Problem details – Transcribe the entries below exactly.

[Records contained in a dataset]
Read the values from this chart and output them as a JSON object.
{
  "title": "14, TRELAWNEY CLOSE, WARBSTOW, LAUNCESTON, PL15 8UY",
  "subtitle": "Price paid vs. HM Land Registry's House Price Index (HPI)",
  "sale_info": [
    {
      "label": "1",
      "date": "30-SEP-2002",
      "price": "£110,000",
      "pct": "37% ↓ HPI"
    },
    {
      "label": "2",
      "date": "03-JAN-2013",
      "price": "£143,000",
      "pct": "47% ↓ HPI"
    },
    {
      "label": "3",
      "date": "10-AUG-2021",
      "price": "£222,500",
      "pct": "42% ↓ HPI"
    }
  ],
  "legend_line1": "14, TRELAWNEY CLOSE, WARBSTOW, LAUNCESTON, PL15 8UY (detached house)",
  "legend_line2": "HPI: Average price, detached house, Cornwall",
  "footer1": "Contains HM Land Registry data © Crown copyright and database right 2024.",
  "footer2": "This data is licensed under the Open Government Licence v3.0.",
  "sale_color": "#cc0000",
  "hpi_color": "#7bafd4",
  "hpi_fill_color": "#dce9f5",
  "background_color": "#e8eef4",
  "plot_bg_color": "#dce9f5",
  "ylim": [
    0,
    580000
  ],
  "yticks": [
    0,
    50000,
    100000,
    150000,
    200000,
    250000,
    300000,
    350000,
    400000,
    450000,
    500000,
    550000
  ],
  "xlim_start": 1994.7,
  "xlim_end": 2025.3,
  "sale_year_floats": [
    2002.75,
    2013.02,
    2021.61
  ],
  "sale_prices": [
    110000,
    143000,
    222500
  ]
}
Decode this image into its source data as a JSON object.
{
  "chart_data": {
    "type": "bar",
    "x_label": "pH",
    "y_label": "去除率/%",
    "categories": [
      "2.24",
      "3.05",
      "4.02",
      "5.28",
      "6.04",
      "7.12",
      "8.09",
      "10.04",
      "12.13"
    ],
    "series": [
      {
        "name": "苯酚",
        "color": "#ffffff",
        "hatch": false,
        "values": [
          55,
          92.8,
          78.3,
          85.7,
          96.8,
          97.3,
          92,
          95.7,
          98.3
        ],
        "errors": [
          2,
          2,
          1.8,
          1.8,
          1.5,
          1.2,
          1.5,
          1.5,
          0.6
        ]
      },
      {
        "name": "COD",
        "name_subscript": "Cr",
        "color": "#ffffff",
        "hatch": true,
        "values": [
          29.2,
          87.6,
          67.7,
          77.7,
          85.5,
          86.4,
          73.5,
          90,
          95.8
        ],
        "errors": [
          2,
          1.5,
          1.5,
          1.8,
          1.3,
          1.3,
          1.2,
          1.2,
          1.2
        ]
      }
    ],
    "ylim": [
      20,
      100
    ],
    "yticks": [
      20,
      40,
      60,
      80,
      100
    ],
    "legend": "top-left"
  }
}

Written reply –
Read the values from this chart and output them as a JSON object.
{
  "title": "14, TRELAWNEY CLOSE, WARBSTOW, LAUNCESTON, PL15 8UY",
  "subtitle": "Price paid vs. HM Land Registry's House Price Index (HPI)",
  "sale_info": [
    {
      "label": "1",
      "date": "30-SEP-2002",
      "price": "£110,000",
      "pct": "37% ↓ HPI"
    },
    {
      "label": "2",
      "date": "03-JAN-2013",
      "price": "£143,000",
      "pct": "47% ↓ HPI"
    },
    {
      "label": "3",
      "date": "10-AUG-2021",
      "price": "£222,500",
      "pct": "42% ↓ HPI"
    }
  ],
  "legend_line1": "14, TRELAWNEY CLOSE, WARBSTOW, LAUNCESTON, PL15 8UY (detached house)",
  "legend_line2": "HPI: Average price, detached house, Cornwall",
  "footer1": "Contains HM Land Registry data © Crown copyright and database right 2024.",
  "footer2": "This data is licensed under the Open Government Licence v3.0.",
  "sale_color": "#cc0000",
  "hpi_color": "#7bafd4",
  "hpi_fill_color": "#dce9f5",
  "background_color": "#e8eef4",
  "plot_bg_color": "#dce9f5",
  "ylim": [
    0,
    580000
  ],
  "yticks": [
    0,
    50000,
    100000,
    150000,
    200000,
    250000,
    300000,
    350000,
    400000,
    450000,
    500000,
    550000
  ],
  "xlim_start": 1994.7,
  "xlim_end": 2025.3,
  "sale_year_floats": [
    2002.75,
    2013.02,
    2021.61
  ],
  "sale_prices": [
    110000,
    143000,
    222500
  ]
}
Decode this image into its source data as a JSON object.
{
  "chart_data": {
    "type": "bar",
    "x_label": "pH",
    "y_label": "去除率/%",
    "categories": [
      "2.24",
      "3.05",
      "4.02",
      "5.28",
      "6.04",
      "7.12",
      "8.09",
      "10.04",
      "12.13"
    ],
    "series": [
      {
        "name": "苯酚",
        "color": "#ffffff",
        "hatch": false,
        "values": [
          55,
          92.8,
          78.3,
          85.7,
          96.8,
          97.3,
          92,
          95.7,
          98.3
        ],
        "errors": [
          2,
          2,
          1.8,
          1.8,
          1.5,
          1.2,
          1.5,
          1.5,
          0.6
        ]
      },
      {
        "name": "COD",
        "name_subscript": "Cr",
        "color": "#ffffff",
        "hatch": true,
        "values": [
          29.2,
          87.6,
          67.7,
          77.7,
          85.5,
          86.4,
          73.5,
          90,
          95.8
        ],
        "errors": [
          2,
          1.5,
          1.5,
          1.8,
          1.3,
          1.3,
          1.2,
          1.2,
          1.2
        ]
      }
    ],
    "ylim": [
      20,
      100
    ],
    "yticks": [
      20,
      40,
      60,
      80,
      100
    ],
    "legend": "top-left"
  }
}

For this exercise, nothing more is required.